New York: Medicaid expansion enrollment up 25% since COVID struck; total Medicaid up 19%
I've once again relaunched my project from last fall to track Medicaid enrollment (both standard and expansion alike) on a monthly basis for every state dating back to the ACA being signed into law.
For the various enrollment data, I'm using data from Medicaid.gov's Medicaid Enrollment Data Collected Through MBES reports. Unfortunately, they've only published enrollment data through December 2020. In some states I've been able to get more recent enrollment data from state websites and other sources.
Today I'm presenting New York.
For enrollment data from January 2021 on, I'm relying on adjusted estimates based on raw data from the New York Health Dept.
Most New Yorkers enrolled in Medicaid via ACA expansion were actually eligible prior to the law being passed under pre-ACA funding & waiver arrangements. However, those programs & funding sources have long since been discontinued, so this distinction doesn't mean much if the ACA were to be struck down; all Medicaid enrollees funded under the ACA terms (90% federal) would likely be out of luck.

Aim of the task: Please extend the post above on New York Medicaid enrollment, starting after its final sentence.

Material provided:
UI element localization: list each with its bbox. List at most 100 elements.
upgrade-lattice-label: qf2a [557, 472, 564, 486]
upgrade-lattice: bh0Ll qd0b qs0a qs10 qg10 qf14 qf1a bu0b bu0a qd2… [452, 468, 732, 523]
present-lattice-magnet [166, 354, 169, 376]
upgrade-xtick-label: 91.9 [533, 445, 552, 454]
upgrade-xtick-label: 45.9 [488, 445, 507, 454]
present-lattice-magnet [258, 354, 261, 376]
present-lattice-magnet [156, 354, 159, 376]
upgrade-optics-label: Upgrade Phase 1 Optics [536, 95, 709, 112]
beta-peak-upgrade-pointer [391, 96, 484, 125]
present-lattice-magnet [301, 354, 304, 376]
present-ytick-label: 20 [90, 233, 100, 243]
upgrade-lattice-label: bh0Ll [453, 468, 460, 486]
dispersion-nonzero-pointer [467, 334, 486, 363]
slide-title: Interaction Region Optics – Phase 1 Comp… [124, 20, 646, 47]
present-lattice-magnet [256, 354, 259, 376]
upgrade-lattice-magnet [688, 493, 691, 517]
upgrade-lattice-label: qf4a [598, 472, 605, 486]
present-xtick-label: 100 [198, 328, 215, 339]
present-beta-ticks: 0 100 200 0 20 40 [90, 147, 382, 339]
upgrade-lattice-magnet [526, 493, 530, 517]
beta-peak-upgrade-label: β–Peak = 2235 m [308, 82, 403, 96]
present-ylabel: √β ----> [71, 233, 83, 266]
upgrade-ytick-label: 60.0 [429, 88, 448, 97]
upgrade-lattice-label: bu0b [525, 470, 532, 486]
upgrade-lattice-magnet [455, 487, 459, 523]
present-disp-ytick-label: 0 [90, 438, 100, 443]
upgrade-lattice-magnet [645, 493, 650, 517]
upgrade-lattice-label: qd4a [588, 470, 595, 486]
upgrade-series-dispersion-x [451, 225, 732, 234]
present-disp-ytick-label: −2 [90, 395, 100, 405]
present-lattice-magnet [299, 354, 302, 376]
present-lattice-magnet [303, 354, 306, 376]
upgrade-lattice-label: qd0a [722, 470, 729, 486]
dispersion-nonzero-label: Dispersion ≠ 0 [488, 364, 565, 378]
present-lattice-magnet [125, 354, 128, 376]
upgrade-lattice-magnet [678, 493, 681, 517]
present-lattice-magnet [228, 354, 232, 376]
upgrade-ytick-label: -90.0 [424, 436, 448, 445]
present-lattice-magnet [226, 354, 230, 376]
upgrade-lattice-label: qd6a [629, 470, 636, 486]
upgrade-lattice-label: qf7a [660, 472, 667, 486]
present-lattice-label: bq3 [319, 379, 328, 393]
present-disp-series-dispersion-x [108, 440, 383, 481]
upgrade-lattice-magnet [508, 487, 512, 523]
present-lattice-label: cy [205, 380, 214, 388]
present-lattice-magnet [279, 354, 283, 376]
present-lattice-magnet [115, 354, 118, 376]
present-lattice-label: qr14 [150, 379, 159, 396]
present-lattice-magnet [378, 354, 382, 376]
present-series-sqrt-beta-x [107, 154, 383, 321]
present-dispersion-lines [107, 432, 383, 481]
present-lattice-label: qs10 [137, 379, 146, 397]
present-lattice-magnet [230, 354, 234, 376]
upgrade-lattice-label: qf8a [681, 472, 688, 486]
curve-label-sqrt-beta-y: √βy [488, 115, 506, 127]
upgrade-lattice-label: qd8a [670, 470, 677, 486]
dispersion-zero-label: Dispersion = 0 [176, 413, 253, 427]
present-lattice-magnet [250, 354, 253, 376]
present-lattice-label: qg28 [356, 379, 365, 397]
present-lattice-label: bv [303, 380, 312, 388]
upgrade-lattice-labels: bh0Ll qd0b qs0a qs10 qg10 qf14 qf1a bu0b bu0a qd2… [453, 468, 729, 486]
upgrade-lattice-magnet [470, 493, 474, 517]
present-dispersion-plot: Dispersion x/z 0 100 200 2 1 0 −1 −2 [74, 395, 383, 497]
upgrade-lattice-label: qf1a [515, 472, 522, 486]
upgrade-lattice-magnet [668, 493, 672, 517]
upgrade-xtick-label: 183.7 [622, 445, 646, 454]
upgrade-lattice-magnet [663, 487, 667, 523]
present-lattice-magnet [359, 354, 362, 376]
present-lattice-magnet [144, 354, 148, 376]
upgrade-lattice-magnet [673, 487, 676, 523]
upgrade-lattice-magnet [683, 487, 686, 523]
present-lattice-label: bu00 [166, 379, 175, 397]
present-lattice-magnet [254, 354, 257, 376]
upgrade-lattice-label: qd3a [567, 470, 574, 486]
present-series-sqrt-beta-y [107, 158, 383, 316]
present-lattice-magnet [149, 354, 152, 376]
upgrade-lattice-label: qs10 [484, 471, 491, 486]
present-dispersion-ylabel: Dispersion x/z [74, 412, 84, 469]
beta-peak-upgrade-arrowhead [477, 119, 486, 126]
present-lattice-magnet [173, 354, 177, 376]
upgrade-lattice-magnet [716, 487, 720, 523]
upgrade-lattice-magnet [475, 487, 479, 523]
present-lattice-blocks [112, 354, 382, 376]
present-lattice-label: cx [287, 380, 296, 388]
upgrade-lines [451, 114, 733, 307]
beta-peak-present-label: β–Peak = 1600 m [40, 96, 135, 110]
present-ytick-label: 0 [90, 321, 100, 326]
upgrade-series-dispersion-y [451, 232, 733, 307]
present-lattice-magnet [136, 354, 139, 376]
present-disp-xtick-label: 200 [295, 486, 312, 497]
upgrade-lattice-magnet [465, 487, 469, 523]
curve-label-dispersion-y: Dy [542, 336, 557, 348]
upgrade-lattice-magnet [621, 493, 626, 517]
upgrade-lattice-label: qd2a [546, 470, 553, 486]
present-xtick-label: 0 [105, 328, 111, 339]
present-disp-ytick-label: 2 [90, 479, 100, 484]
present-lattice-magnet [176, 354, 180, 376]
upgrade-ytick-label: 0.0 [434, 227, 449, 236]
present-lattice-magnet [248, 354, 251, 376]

Result:
Overall Medicaid enrollment in NY (including ACA expansion) remained remarkably consistent from 2014 - early 2020, except for two extremely odd periods in early 2015, when expansion enrollment supposedly jumped by half a million people out of the blue in March before dropping back down by a similar amount in June...and especially in April 2017, when non-ACA enrollment supposedly plummeted by a whopping 1.5 million people in April, only to jump back up again by around the same amount in October, just six months later. I'm also not sure what was going on in the first few months of 2014, when CMS data claims that only 1.25 million NY residents were enrolled in non-ACA Medicaid when it was clearly upwards of 4.7 million or so.
Clearly all three of these involved either a data-entry error, some sort of internal recategorization (note how overall Medicaid enrollment stayed consistent through the second incident) or both. I'll post a follow-up if I find out what the heck happened in either instance.
Since COVID hit New York hard in early 2020, however, non-ACA Medicaid enrollment has increased by 16.4% and the expansion population has grown by 24.8%, for an overall increase of 19% in the COVID era.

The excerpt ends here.